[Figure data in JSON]
──────────────────────────────
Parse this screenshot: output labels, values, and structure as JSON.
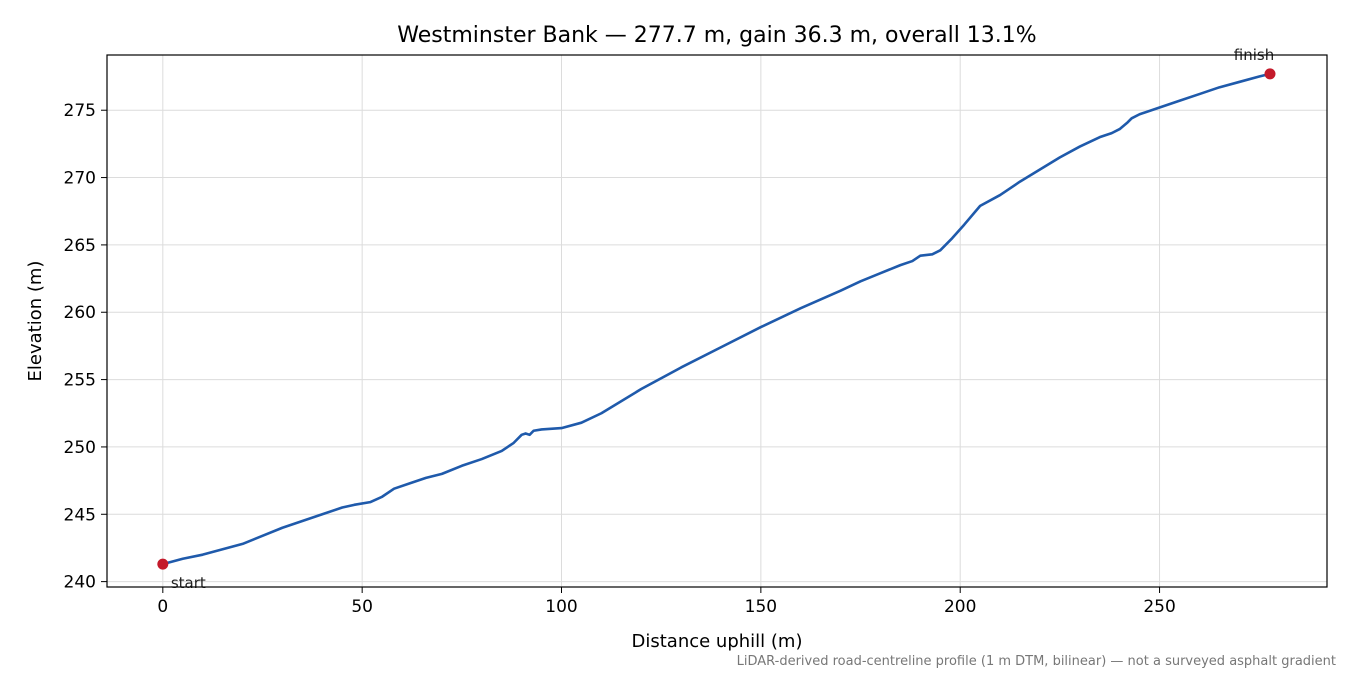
{
  "chart_data": {
    "type": "line",
    "title": "Westminster Bank — 277.7 m, gain 36.3 m, overall 13.1%",
    "xlabel": "Distance uphill (m)",
    "ylabel": "Elevation (m)",
    "footnote": "LiDAR-derived road-centreline profile (1 m DTM, bilinear) — not a surveyed asphalt gradient",
    "xlim": [
      -14,
      292
    ],
    "ylim": [
      239.6,
      279.1
    ],
    "xticks": [
      0,
      50,
      100,
      150,
      200,
      250
    ],
    "yticks": [
      240,
      245,
      250,
      255,
      260,
      265,
      270,
      275
    ],
    "grid": true,
    "series": [
      {
        "color": "#1f5aab",
        "x": [
          0,
          5,
          10,
          15,
          20,
          25,
          30,
          35,
          40,
          45,
          48,
          52,
          55,
          58,
          62,
          66,
          70,
          75,
          80,
          85,
          88,
          90,
          91,
          92,
          93,
          95,
          100,
          105,
          110,
          120,
          130,
          140,
          150,
          160,
          170,
          175,
          180,
          185,
          188,
          190,
          193,
          195,
          198,
          201,
          205,
          210,
          215,
          220,
          225,
          230,
          235,
          238,
          240,
          242,
          243,
          245,
          250,
          255,
          260,
          265,
          270,
          275,
          277.7
        ],
        "y": [
          241.3,
          241.7,
          242.0,
          242.4,
          242.8,
          243.4,
          244.0,
          244.5,
          245.0,
          245.5,
          245.7,
          245.9,
          246.3,
          246.9,
          247.3,
          247.7,
          248.0,
          248.6,
          249.1,
          249.7,
          250.3,
          250.9,
          251.0,
          250.9,
          251.2,
          251.3,
          251.4,
          251.8,
          252.5,
          254.3,
          255.9,
          257.4,
          258.9,
          260.3,
          261.6,
          262.3,
          262.9,
          263.5,
          263.8,
          264.2,
          264.3,
          264.6,
          265.5,
          266.5,
          267.9,
          268.7,
          269.7,
          270.6,
          271.5,
          272.3,
          273.0,
          273.3,
          273.6,
          274.1,
          274.4,
          274.7,
          275.2,
          275.7,
          276.2,
          276.7,
          277.1,
          277.5,
          277.7
        ]
      }
    ],
    "markers": [
      {
        "label": "start",
        "x": 0,
        "y": 241.3,
        "color": "#c41a2b"
      },
      {
        "label": "finish",
        "x": 277.7,
        "y": 277.7,
        "color": "#c41a2b"
      }
    ]
  }
}
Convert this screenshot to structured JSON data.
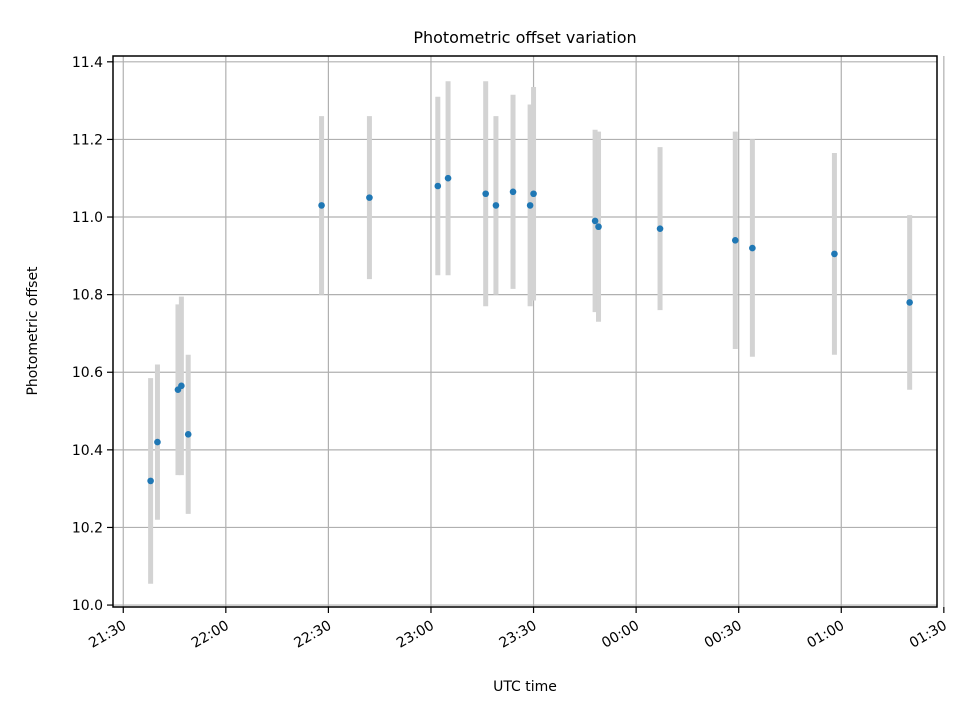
──────────────────────────────
* [The request]:
Reproduce every line of the listing above in which the string "this" appears.

* [Result of the task]:
Parse this screenshot: output labels, values, and structure as JSON.
Convert this screenshot to structured JSON data.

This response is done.